» **MATERIAL PROVIDED**
-- start --
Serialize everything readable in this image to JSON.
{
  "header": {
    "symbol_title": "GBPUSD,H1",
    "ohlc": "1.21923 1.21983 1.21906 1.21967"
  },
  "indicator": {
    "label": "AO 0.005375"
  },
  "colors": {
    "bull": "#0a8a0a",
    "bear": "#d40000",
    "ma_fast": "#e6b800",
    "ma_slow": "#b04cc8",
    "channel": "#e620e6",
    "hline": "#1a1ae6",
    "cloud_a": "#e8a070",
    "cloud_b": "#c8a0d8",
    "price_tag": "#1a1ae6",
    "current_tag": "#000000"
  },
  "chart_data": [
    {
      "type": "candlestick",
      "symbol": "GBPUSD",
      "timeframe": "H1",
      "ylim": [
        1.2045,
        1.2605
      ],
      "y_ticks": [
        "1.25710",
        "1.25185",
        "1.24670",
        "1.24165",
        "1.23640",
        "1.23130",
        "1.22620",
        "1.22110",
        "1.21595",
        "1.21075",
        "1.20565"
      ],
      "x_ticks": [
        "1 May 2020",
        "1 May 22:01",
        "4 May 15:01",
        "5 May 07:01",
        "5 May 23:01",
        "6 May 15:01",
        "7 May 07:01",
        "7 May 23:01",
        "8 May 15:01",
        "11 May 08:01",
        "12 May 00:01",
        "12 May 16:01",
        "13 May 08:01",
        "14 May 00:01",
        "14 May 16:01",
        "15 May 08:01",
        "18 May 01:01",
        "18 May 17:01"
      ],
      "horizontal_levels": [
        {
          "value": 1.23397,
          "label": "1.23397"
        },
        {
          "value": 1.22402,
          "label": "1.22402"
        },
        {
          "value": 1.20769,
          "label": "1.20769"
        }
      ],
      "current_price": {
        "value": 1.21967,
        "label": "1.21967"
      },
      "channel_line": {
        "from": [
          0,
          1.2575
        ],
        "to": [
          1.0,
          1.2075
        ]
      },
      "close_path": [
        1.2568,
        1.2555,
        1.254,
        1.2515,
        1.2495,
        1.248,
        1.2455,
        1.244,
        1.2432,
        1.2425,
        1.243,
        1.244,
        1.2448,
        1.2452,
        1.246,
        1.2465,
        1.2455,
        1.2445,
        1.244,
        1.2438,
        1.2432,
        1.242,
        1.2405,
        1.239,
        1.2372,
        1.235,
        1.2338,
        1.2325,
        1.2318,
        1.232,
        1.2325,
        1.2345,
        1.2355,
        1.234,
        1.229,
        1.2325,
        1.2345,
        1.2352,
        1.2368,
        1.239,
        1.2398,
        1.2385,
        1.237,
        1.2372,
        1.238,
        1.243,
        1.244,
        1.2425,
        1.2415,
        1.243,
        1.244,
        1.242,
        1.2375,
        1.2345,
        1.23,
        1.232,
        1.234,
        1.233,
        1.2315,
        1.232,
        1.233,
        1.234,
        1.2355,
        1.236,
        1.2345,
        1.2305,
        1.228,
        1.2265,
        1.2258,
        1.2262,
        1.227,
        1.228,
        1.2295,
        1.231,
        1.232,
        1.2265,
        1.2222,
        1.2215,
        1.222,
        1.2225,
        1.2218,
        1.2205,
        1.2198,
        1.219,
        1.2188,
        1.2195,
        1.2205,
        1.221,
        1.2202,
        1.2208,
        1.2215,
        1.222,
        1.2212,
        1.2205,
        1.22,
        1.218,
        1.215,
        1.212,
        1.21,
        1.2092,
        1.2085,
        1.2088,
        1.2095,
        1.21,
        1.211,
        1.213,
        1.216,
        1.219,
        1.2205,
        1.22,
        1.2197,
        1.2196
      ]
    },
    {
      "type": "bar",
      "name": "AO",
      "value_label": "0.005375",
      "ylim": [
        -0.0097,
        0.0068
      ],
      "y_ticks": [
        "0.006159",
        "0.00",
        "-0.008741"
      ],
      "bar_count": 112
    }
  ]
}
-- end --
» **WHAT YOU WILL DO**
Print every entry exactly as written.

» **RESULT FOR THIS EXERCISE**
Serialize everything readable in this image to JSON.
{
  "header": {
    "symbol_title": "GBPUSD,H1",
    "ohlc": "1.21923 1.21983 1.21906 1.21967"
  },
  "indicator": {
    "label": "AO 0.005375"
  },
  "colors": {
    "bull": "#0a8a0a",
    "bear": "#d40000",
    "ma_fast": "#e6b800",
    "ma_slow": "#b04cc8",
    "channel": "#e620e6",
    "hline": "#1a1ae6",
    "cloud_a": "#e8a070",
    "cloud_b": "#c8a0d8",
    "price_tag": "#1a1ae6",
    "current_tag": "#000000"
  },
  "chart_data": [
    {
      "type": "candlestick",
      "symbol": "GBPUSD",
      "timeframe": "H1",
      "ylim": [
        1.2045,
        1.2605
      ],
      "y_ticks": [
        "1.25710",
        "1.25185",
        "1.24670",
        "1.24165",
        "1.23640",
        "1.23130",
        "1.22620",
        "1.22110",
        "1.21595",
        "1.21075",
        "1.20565"
      ],
      "x_ticks": [
        "1 May 2020",
        "1 May 22:01",
        "4 May 15:01",
        "5 May 07:01",
        "5 May 23:01",
        "6 May 15:01",
        "7 May 07:01",
        "7 May 23:01",
        "8 May 15:01",
        "11 May 08:01",
        "12 May 00:01",
        "12 May 16:01",
        "13 May 08:01",
        "14 May 00:01",
        "14 May 16:01",
        "15 May 08:01",
        "18 May 01:01",
        "18 May 17:01"
      ],
      "horizontal_levels": [
        {
          "value": 1.23397,
          "label": "1.23397"
        },
        {
          "value": 1.22402,
          "label": "1.22402"
        },
        {
          "value": 1.20769,
          "label": "1.20769"
        }
      ],
      "current_price": {
        "value": 1.21967,
        "label": "1.21967"
      },
      "channel_line": {
        "from": [
          0,
          1.2575
        ],
        "to": [
          1.0,
          1.2075
        ]
      },
      "close_path": [
        1.2568,
        1.2555,
        1.254,
        1.2515,
        1.2495,
        1.248,
        1.2455,
        1.244,
        1.2432,
        1.2425,
        1.243,
        1.244,
        1.2448,
        1.2452,
        1.246,
        1.2465,
        1.2455,
        1.2445,
        1.244,
        1.2438,
        1.2432,
        1.242,
        1.2405,
        1.239,
        1.2372,
        1.235,
        1.2338,
        1.2325,
        1.2318,
        1.232,
        1.2325,
        1.2345,
        1.2355,
        1.234,
        1.229,
        1.2325,
        1.2345,
        1.2352,
        1.2368,
        1.239,
        1.2398,
        1.2385,
        1.237,
        1.2372,
        1.238,
        1.243,
        1.244,
        1.2425,
        1.2415,
        1.243,
        1.244,
        1.242,
        1.2375,
        1.2345,
        1.23,
        1.232,
        1.234,
        1.233,
        1.2315,
        1.232,
        1.233,
        1.234,
        1.2355,
        1.236,
        1.2345,
        1.2305,
        1.228,
        1.2265,
        1.2258,
        1.2262,
        1.227,
        1.228,
        1.2295,
        1.231,
        1.232,
        1.2265,
        1.2222,
        1.2215,
        1.222,
        1.2225,
        1.2218,
        1.2205,
        1.2198,
        1.219,
        1.2188,
        1.2195,
        1.2205,
        1.221,
        1.2202,
        1.2208,
        1.2215,
        1.222,
        1.2212,
        1.2205,
        1.22,
        1.218,
        1.215,
        1.212,
        1.21,
        1.2092,
        1.2085,
        1.2088,
        1.2095,
        1.21,
        1.211,
        1.213,
        1.216,
        1.219,
        1.2205,
        1.22,
        1.2197,
        1.2196
      ]
    },
    {
      "type": "bar",
      "name": "AO",
      "value_label": "0.005375",
      "ylim": [
        -0.0097,
        0.0068
      ],
      "y_ticks": [
        "0.006159",
        "0.00",
        "-0.008741"
      ],
      "bar_count": 112
    }
  ]
}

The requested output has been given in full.